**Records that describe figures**
• • •
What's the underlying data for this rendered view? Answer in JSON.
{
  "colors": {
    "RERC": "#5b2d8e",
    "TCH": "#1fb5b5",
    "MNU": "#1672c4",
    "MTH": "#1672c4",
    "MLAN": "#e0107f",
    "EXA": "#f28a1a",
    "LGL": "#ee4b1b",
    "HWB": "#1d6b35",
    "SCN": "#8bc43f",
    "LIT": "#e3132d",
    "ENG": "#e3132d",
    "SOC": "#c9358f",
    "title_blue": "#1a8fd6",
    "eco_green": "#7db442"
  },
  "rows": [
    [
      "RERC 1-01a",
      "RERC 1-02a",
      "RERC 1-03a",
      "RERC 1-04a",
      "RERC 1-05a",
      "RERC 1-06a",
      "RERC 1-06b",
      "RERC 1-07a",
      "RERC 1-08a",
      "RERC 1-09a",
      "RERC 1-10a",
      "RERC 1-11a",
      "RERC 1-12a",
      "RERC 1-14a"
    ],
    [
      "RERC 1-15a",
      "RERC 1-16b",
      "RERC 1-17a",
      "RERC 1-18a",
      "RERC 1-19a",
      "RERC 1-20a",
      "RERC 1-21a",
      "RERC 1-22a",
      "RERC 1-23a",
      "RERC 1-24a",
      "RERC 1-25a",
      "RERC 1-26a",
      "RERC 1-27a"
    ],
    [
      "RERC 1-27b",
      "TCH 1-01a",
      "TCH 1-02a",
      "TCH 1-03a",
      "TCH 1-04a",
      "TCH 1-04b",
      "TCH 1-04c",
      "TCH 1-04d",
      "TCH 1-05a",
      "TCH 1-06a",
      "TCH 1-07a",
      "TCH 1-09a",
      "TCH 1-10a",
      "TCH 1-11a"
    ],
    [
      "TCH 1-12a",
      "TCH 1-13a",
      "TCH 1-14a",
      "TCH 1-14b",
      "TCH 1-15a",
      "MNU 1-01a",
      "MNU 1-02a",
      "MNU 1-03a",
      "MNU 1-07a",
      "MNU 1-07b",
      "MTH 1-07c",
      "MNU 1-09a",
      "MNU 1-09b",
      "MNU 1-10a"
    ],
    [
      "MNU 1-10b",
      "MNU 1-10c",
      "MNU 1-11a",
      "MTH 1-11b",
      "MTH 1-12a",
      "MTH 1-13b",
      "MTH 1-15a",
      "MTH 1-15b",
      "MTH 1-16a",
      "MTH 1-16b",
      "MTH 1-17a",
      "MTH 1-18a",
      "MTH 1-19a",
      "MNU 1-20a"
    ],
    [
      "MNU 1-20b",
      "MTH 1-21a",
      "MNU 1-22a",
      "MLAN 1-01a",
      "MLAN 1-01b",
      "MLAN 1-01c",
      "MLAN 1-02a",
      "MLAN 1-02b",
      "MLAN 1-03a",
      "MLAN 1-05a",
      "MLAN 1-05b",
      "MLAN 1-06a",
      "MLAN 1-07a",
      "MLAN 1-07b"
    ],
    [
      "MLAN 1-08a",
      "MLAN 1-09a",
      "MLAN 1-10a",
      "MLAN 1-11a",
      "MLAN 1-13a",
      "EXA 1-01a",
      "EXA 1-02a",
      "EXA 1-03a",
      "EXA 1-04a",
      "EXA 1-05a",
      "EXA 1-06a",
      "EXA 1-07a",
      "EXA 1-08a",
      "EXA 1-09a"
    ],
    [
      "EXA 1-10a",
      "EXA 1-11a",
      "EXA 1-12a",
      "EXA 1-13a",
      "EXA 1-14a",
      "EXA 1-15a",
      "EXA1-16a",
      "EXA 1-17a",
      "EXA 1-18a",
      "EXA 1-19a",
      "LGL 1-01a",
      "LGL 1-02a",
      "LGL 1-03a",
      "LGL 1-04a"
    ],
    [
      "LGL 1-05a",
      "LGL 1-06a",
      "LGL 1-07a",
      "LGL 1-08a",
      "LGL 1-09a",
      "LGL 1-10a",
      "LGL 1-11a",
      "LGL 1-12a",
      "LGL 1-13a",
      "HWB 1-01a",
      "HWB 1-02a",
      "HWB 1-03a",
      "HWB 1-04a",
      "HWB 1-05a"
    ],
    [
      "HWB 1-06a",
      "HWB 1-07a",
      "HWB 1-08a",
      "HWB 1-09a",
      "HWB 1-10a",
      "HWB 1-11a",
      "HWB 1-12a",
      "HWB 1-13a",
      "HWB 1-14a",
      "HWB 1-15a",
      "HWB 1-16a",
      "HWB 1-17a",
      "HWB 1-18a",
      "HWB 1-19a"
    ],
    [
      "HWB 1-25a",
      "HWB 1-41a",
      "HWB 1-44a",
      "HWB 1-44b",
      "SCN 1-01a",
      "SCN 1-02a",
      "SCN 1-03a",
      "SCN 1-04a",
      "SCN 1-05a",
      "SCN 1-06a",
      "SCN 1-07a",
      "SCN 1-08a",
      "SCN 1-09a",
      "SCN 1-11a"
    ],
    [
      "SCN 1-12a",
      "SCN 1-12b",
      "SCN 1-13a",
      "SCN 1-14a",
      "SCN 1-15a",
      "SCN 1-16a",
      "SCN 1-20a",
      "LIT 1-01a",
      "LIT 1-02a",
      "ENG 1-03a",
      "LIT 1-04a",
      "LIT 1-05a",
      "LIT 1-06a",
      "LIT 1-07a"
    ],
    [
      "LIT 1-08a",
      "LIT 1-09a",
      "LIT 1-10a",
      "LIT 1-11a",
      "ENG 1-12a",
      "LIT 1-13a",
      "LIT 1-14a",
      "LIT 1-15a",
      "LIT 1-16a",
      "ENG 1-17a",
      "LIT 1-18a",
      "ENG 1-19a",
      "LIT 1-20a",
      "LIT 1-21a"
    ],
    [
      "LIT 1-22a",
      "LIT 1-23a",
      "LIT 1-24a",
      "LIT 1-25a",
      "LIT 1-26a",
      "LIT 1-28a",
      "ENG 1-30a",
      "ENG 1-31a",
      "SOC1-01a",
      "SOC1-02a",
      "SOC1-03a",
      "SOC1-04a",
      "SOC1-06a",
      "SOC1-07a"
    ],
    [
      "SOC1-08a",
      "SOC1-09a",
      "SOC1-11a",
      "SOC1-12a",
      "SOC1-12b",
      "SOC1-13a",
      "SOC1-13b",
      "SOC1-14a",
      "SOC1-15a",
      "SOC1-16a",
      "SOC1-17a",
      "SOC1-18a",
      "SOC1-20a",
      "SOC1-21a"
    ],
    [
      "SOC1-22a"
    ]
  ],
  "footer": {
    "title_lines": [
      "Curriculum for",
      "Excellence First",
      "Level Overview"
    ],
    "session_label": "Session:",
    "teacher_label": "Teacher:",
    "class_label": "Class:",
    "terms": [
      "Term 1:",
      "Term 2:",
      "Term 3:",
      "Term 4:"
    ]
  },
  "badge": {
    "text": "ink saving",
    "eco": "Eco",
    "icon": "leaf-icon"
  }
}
• • •
**What you need to do**
Copy out the material above in its entirety. Every detail must match.

**Task result**
What's the underlying data for this rendered view? Answer in JSON.
{
  "colors": {
    "RERC": "#5b2d8e",
    "TCH": "#1fb5b5",
    "MNU": "#1672c4",
    "MTH": "#1672c4",
    "MLAN": "#e0107f",
    "EXA": "#f28a1a",
    "LGL": "#ee4b1b",
    "HWB": "#1d6b35",
    "SCN": "#8bc43f",
    "LIT": "#e3132d",
    "ENG": "#e3132d",
    "SOC": "#c9358f",
    "title_blue": "#1a8fd6",
    "eco_green": "#7db442"
  },
  "rows": [
    [
      "RERC 1-01a",
      "RERC 1-02a",
      "RERC 1-03a",
      "RERC 1-04a",
      "RERC 1-05a",
      "RERC 1-06a",
      "RERC 1-06b",
      "RERC 1-07a",
      "RERC 1-08a",
      "RERC 1-09a",
      "RERC 1-10a",
      "RERC 1-11a",
      "RERC 1-12a",
      "RERC 1-14a"
    ],
    [
      "RERC 1-15a",
      "RERC 1-16b",
      "RERC 1-17a",
      "RERC 1-18a",
      "RERC 1-19a",
      "RERC 1-20a",
      "RERC 1-21a",
      "RERC 1-22a",
      "RERC 1-23a",
      "RERC 1-24a",
      "RERC 1-25a",
      "RERC 1-26a",
      "RERC 1-27a"
    ],
    [
      "RERC 1-27b",
      "TCH 1-01a",
      "TCH 1-02a",
      "TCH 1-03a",
      "TCH 1-04a",
      "TCH 1-04b",
      "TCH 1-04c",
      "TCH 1-04d",
      "TCH 1-05a",
      "TCH 1-06a",
      "TCH 1-07a",
      "TCH 1-09a",
      "TCH 1-10a",
      "TCH 1-11a"
    ],
    [
      "TCH 1-12a",
      "TCH 1-13a",
      "TCH 1-14a",
      "TCH 1-14b",
      "TCH 1-15a",
      "MNU 1-01a",
      "MNU 1-02a",
      "MNU 1-03a",
      "MNU 1-07a",
      "MNU 1-07b",
      "MTH 1-07c",
      "MNU 1-09a",
      "MNU 1-09b",
      "MNU 1-10a"
    ],
    [
      "MNU 1-10b",
      "MNU 1-10c",
      "MNU 1-11a",
      "MTH 1-11b",
      "MTH 1-12a",
      "MTH 1-13b",
      "MTH 1-15a",
      "MTH 1-15b",
      "MTH 1-16a",
      "MTH 1-16b",
      "MTH 1-17a",
      "MTH 1-18a",
      "MTH 1-19a",
      "MNU 1-20a"
    ],
    [
      "MNU 1-20b",
      "MTH 1-21a",
      "MNU 1-22a",
      "MLAN 1-01a",
      "MLAN 1-01b",
      "MLAN 1-01c",
      "MLAN 1-02a",
      "MLAN 1-02b",
      "MLAN 1-03a",
      "MLAN 1-05a",
      "MLAN 1-05b",
      "MLAN 1-06a",
      "MLAN 1-07a",
      "MLAN 1-07b"
    ],
    [
      "MLAN 1-08a",
      "MLAN 1-09a",
      "MLAN 1-10a",
      "MLAN 1-11a",
      "MLAN 1-13a",
      "EXA 1-01a",
      "EXA 1-02a",
      "EXA 1-03a",
      "EXA 1-04a",
      "EXA 1-05a",
      "EXA 1-06a",
      "EXA 1-07a",
      "EXA 1-08a",
      "EXA 1-09a"
    ],
    [
      "EXA 1-10a",
      "EXA 1-11a",
      "EXA 1-12a",
      "EXA 1-13a",
      "EXA 1-14a",
      "EXA 1-15a",
      "EXA1-16a",
      "EXA 1-17a",
      "EXA 1-18a",
      "EXA 1-19a",
      "LGL 1-01a",
      "LGL 1-02a",
      "LGL 1-03a",
      "LGL 1-04a"
    ],
    [
      "LGL 1-05a",
      "LGL 1-06a",
      "LGL 1-07a",
      "LGL 1-08a",
      "LGL 1-09a",
      "LGL 1-10a",
      "LGL 1-11a",
      "LGL 1-12a",
      "LGL 1-13a",
      "HWB 1-01a",
      "HWB 1-02a",
      "HWB 1-03a",
      "HWB 1-04a",
      "HWB 1-05a"
    ],
    [
      "HWB 1-06a",
      "HWB 1-07a",
      "HWB 1-08a",
      "HWB 1-09a",
      "HWB 1-10a",
      "HWB 1-11a",
      "HWB 1-12a",
      "HWB 1-13a",
      "HWB 1-14a",
      "HWB 1-15a",
      "HWB 1-16a",
      "HWB 1-17a",
      "HWB 1-18a",
      "HWB 1-19a"
    ],
    [
      "HWB 1-25a",
      "HWB 1-41a",
      "HWB 1-44a",
      "HWB 1-44b",
      "SCN 1-01a",
      "SCN 1-02a",
      "SCN 1-03a",
      "SCN 1-04a",
      "SCN 1-05a",
      "SCN 1-06a",
      "SCN 1-07a",
      "SCN 1-08a",
      "SCN 1-09a",
      "SCN 1-11a"
    ],
    [
      "SCN 1-12a",
      "SCN 1-12b",
      "SCN 1-13a",
      "SCN 1-14a",
      "SCN 1-15a",
      "SCN 1-16a",
      "SCN 1-20a",
      "LIT 1-01a",
      "LIT 1-02a",
      "ENG 1-03a",
      "LIT 1-04a",
      "LIT 1-05a",
      "LIT 1-06a",
      "LIT 1-07a"
    ],
    [
      "LIT 1-08a",
      "LIT 1-09a",
      "LIT 1-10a",
      "LIT 1-11a",
      "ENG 1-12a",
      "LIT 1-13a",
      "LIT 1-14a",
      "LIT 1-15a",
      "LIT 1-16a",
      "ENG 1-17a",
      "LIT 1-18a",
      "ENG 1-19a",
      "LIT 1-20a",
      "LIT 1-21a"
    ],
    [
      "LIT 1-22a",
      "LIT 1-23a",
      "LIT 1-24a",
      "LIT 1-25a",
      "LIT 1-26a",
      "LIT 1-28a",
      "ENG 1-30a",
      "ENG 1-31a",
      "SOC1-01a",
      "SOC1-02a",
      "SOC1-03a",
      "SOC1-04a",
      "SOC1-06a",
      "SOC1-07a"
    ],
    [
      "SOC1-08a",
      "SOC1-09a",
      "SOC1-11a",
      "SOC1-12a",
      "SOC1-12b",
      "SOC1-13a",
      "SOC1-13b",
      "SOC1-14a",
      "SOC1-15a",
      "SOC1-16a",
      "SOC1-17a",
      "SOC1-18a",
      "SOC1-20a",
      "SOC1-21a"
    ],
    [
      "SOC1-22a"
    ]
  ],
  "footer": {
    "title_lines": [
      "Curriculum for",
      "Excellence First",
      "Level Overview"
    ],
    "session_label": "Session:",
    "teacher_label": "Teacher:",
    "class_label": "Class:",
    "terms": [
      "Term 1:",
      "Term 2:",
      "Term 3:",
      "Term 4:"
    ]
  },
  "badge": {
    "text": "ink saving",
    "eco": "Eco",
    "icon": "leaf-icon"
  }
}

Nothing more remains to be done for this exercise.